Records about charts and figures:
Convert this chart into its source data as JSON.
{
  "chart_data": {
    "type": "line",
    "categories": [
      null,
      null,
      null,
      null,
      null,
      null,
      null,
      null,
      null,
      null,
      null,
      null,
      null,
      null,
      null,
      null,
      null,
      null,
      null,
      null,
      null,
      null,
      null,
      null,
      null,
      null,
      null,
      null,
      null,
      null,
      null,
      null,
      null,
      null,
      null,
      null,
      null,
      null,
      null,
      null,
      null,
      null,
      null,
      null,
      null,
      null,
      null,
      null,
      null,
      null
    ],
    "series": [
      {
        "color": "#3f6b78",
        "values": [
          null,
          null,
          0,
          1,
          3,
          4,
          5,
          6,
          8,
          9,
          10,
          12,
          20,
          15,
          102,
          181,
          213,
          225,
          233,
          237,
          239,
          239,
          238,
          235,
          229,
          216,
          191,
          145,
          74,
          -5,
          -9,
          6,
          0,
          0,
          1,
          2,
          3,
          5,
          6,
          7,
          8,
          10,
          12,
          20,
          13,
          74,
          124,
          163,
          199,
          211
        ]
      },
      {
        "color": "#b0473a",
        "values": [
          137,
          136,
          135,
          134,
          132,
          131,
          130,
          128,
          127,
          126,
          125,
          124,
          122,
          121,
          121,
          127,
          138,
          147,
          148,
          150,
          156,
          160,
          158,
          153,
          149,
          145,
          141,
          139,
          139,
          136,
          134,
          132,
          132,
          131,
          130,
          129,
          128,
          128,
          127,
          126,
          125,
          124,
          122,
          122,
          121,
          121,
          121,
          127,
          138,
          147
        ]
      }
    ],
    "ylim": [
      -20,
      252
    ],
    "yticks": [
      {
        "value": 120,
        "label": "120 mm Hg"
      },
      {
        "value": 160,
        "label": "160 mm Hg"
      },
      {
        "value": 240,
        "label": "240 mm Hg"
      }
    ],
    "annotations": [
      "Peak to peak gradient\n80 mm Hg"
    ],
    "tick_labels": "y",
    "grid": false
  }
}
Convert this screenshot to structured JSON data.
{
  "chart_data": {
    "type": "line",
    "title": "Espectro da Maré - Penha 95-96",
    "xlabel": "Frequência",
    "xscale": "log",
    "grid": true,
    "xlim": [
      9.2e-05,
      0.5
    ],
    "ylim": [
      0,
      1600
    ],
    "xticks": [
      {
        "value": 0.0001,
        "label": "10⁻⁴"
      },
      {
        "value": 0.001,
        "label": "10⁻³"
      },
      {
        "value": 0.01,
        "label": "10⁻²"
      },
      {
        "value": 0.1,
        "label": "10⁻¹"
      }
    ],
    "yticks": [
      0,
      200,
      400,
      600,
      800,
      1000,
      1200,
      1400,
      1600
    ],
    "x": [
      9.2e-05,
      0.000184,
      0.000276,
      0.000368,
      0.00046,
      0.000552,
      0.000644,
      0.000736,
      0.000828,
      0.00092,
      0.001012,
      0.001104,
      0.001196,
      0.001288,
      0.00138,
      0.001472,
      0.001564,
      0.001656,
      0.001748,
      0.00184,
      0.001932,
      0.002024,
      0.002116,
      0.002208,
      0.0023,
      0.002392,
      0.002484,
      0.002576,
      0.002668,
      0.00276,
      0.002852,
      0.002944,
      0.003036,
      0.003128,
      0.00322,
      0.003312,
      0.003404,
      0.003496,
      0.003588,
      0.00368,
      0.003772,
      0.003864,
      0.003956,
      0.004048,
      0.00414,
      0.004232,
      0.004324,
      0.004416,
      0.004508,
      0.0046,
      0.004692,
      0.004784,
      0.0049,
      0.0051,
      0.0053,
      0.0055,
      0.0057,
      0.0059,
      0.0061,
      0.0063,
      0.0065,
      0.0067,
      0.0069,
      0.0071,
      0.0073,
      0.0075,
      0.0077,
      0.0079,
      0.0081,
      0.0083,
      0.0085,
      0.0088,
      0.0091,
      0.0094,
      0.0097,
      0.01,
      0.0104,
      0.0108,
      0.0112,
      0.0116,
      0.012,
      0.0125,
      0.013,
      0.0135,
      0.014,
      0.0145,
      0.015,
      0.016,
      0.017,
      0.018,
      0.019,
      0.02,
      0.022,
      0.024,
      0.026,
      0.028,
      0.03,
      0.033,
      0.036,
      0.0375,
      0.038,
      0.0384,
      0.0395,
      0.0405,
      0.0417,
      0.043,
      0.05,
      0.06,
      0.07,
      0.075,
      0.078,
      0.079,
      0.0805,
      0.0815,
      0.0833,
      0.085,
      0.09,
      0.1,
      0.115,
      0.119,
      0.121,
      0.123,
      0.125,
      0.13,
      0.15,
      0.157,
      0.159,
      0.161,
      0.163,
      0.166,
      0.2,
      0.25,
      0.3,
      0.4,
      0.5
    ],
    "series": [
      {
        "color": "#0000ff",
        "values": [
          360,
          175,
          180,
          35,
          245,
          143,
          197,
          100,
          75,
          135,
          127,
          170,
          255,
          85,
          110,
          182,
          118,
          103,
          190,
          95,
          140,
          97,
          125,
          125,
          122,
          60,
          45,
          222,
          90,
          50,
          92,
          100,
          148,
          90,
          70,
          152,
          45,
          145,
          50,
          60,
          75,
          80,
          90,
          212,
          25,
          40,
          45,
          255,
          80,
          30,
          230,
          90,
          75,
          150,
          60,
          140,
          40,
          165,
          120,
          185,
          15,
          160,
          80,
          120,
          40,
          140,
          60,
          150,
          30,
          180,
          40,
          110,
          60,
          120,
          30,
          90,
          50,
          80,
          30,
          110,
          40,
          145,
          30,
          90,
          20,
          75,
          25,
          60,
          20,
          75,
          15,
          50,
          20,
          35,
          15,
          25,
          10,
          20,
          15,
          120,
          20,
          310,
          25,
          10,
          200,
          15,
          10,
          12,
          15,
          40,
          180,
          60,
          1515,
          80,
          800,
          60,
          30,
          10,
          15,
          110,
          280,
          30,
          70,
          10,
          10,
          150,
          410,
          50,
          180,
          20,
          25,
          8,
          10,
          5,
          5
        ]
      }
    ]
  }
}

__Set problem__: Where a line holds the string "Convert", copy that line.

__Solution for this problem__:
Convert this chart into its source data as JSON.
Convert this screenshot to structured JSON data.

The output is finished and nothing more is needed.